• _Your instructions_:
Only the lines that include "height" should be copied from the data below.

Bounding box prediction data
* * * * * * * * *

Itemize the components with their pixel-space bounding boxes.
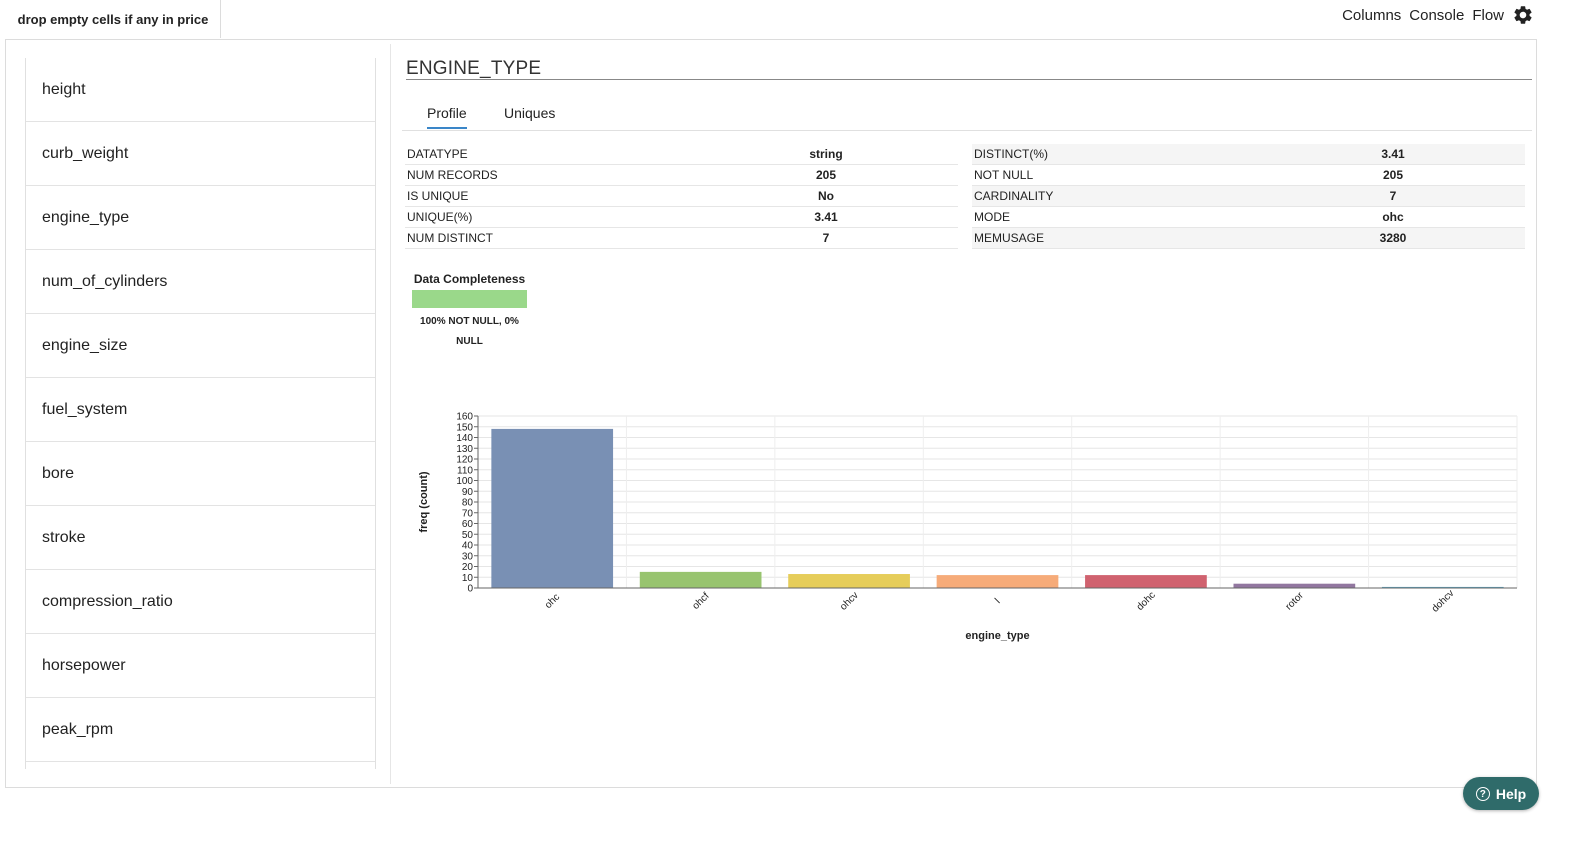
stat-row: DISTINCT(%) 3.41 <box>972 144 1525 165</box>
column-item-engine-type[interactable]: engine_type <box>26 186 375 250</box>
completeness-title: Data Completeness <box>413 272 526 286</box>
x-tick-label: dohcv <box>1430 588 1457 615</box>
top-bar: drop empty cells if any in price Columns… <box>0 0 1572 40</box>
column-item-height[interactable]: height <box>26 58 375 122</box>
column-list: height curb_weight engine_type num_of_cy… <box>25 58 376 769</box>
x-tick-label: ohcf <box>690 591 711 612</box>
y-tick-label: 30 <box>462 551 474 562</box>
tab-uniques[interactable]: Uniques <box>504 105 556 121</box>
stats-table-right: DISTINCT(%) 3.41 NOT NULL 205 CARDINALITY 7… <box>972 144 1525 249</box>
y-tick-label: 20 <box>462 562 474 573</box>
column-item-stroke[interactable]: stroke <box>26 506 375 570</box>
bar <box>1381 586 1504 588</box>
y-tick-label: 0 <box>467 584 473 595</box>
stat-label: MEMUSAGE <box>972 227 1261 249</box>
main-frame <box>5 39 1537 788</box>
y-tick-label: 120 <box>456 455 473 466</box>
stat-value: 7 <box>694 227 958 249</box>
column-item-bore[interactable]: bore <box>26 442 375 506</box>
stat-value: 3280 <box>1261 227 1525 249</box>
y-tick-label: 10 <box>462 573 474 584</box>
flow-link[interactable]: Flow <box>1472 6 1504 24</box>
frequency-bar-chart: 0102030405060708090100110120130140150160… <box>418 412 1518 642</box>
column-item-curb-weight[interactable]: curb_weight <box>26 122 375 186</box>
columns-link[interactable]: Columns <box>1342 6 1402 24</box>
stat-row: DATATYPE string <box>405 144 958 165</box>
help-label: Help <box>1495 785 1527 802</box>
x-tick-label: ohc <box>543 592 562 611</box>
stat-value: string <box>694 144 958 165</box>
y-tick-label: 150 <box>456 422 473 433</box>
x-tick-label: rotor <box>1284 590 1307 613</box>
stat-row: UNIQUE(%) 3.41 <box>405 206 958 228</box>
column-item-compression-ratio[interactable]: compression_ratio <box>26 570 375 634</box>
bar <box>491 428 614 588</box>
column-item-horsepower[interactable]: horsepower <box>26 634 375 698</box>
gear-icon[interactable] <box>1512 4 1534 26</box>
y-tick-label: 40 <box>462 541 474 552</box>
y-tick-label: 100 <box>456 476 473 487</box>
console-link[interactable]: Console <box>1409 6 1465 24</box>
stat-value: 3.41 <box>694 206 958 228</box>
stat-label: IS UNIQUE <box>405 185 694 207</box>
x-tick-label: l <box>993 597 1002 606</box>
y-tick-label: 90 <box>462 487 474 498</box>
stat-row: IS UNIQUE No <box>405 185 958 207</box>
profile-tabs: Profile Uniques <box>402 100 1532 131</box>
stat-value: 205 <box>1261 164 1525 186</box>
stat-value: 205 <box>694 164 958 186</box>
help-button[interactable]: ? Help <box>1463 777 1539 810</box>
stat-value: ohc <box>1261 206 1525 228</box>
stat-row: NOT NULL 205 <box>972 164 1525 186</box>
stat-row: MEMUSAGE 3280 <box>972 227 1525 249</box>
stat-label: UNIQUE(%) <box>405 206 694 228</box>
completeness-bar <box>412 290 527 308</box>
y-axis-label: freq (count) <box>418 471 430 532</box>
stat-row: MODE ohc <box>972 206 1525 228</box>
stat-label: DATATYPE <box>405 144 694 165</box>
stat-label: NUM DISTINCT <box>405 227 694 249</box>
stat-label: DISTINCT(%) <box>972 144 1261 165</box>
stat-row: NUM DISTINCT 7 <box>405 227 958 249</box>
y-tick-label: 50 <box>462 530 474 541</box>
bar <box>1233 583 1356 588</box>
stats-table-left: DATATYPE string NUM RECORDS 205 IS UNIQUE N… <box>405 144 958 249</box>
y-tick-label: 110 <box>457 465 473 476</box>
x-axis-label: engine_type <box>965 630 1029 642</box>
bar <box>1085 575 1207 588</box>
panel-divider <box>390 44 391 784</box>
x-tick-label: ohcv <box>838 590 861 613</box>
stat-label: MODE <box>972 206 1261 228</box>
stat-label: NOT NULL <box>972 164 1261 186</box>
column-item-fuel-system[interactable]: fuel_system <box>26 378 375 442</box>
stat-value: 7 <box>1261 185 1525 207</box>
y-tick-label: 80 <box>462 498 474 509</box>
stat-row: CARDINALITY 7 <box>972 185 1525 207</box>
column-item-num-of-cylinders[interactable]: num_of_cylinders <box>26 250 375 314</box>
tab-profile[interactable]: Profile <box>427 105 467 129</box>
stat-row: NUM RECORDS 205 <box>405 164 958 186</box>
stat-label: CARDINALITY <box>972 185 1261 207</box>
top-links: Columns Console Flow <box>1342 2 1534 28</box>
y-tick-label: 140 <box>456 433 473 444</box>
help-icon: ? <box>1475 786 1490 801</box>
x-tick-label: dohc <box>1135 590 1158 613</box>
step-tab[interactable]: drop empty cells if any in price <box>6 0 221 38</box>
column-item-engine-size[interactable]: engine_size <box>26 314 375 378</box>
bar <box>936 575 1059 588</box>
y-tick-label: 60 <box>462 519 474 530</box>
stat-label: NUM RECORDS <box>405 164 694 186</box>
stat-value: No <box>694 185 958 207</box>
y-tick-label: 70 <box>462 508 474 519</box>
column-item-peak-rpm[interactable]: peak_rpm <box>26 698 375 762</box>
completeness-label: 100% NOT NULL, 0% NULL <box>420 316 519 347</box>
y-tick-label: 130 <box>456 444 473 455</box>
bar <box>788 574 910 588</box>
bar <box>639 571 762 588</box>
y-tick-label: 160 <box>456 412 473 423</box>
column-title: ENGINE_TYPE <box>406 58 1532 80</box>
stat-value: 3.41 <box>1261 144 1525 165</box>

* * * * * * * * *

• _Answer to this problem_:
column-item-height[interactable]: height <box>26 58 375 122</box>
column-list: height curb_weight engine_type num_of_cy… <box>25 58 376 769</box>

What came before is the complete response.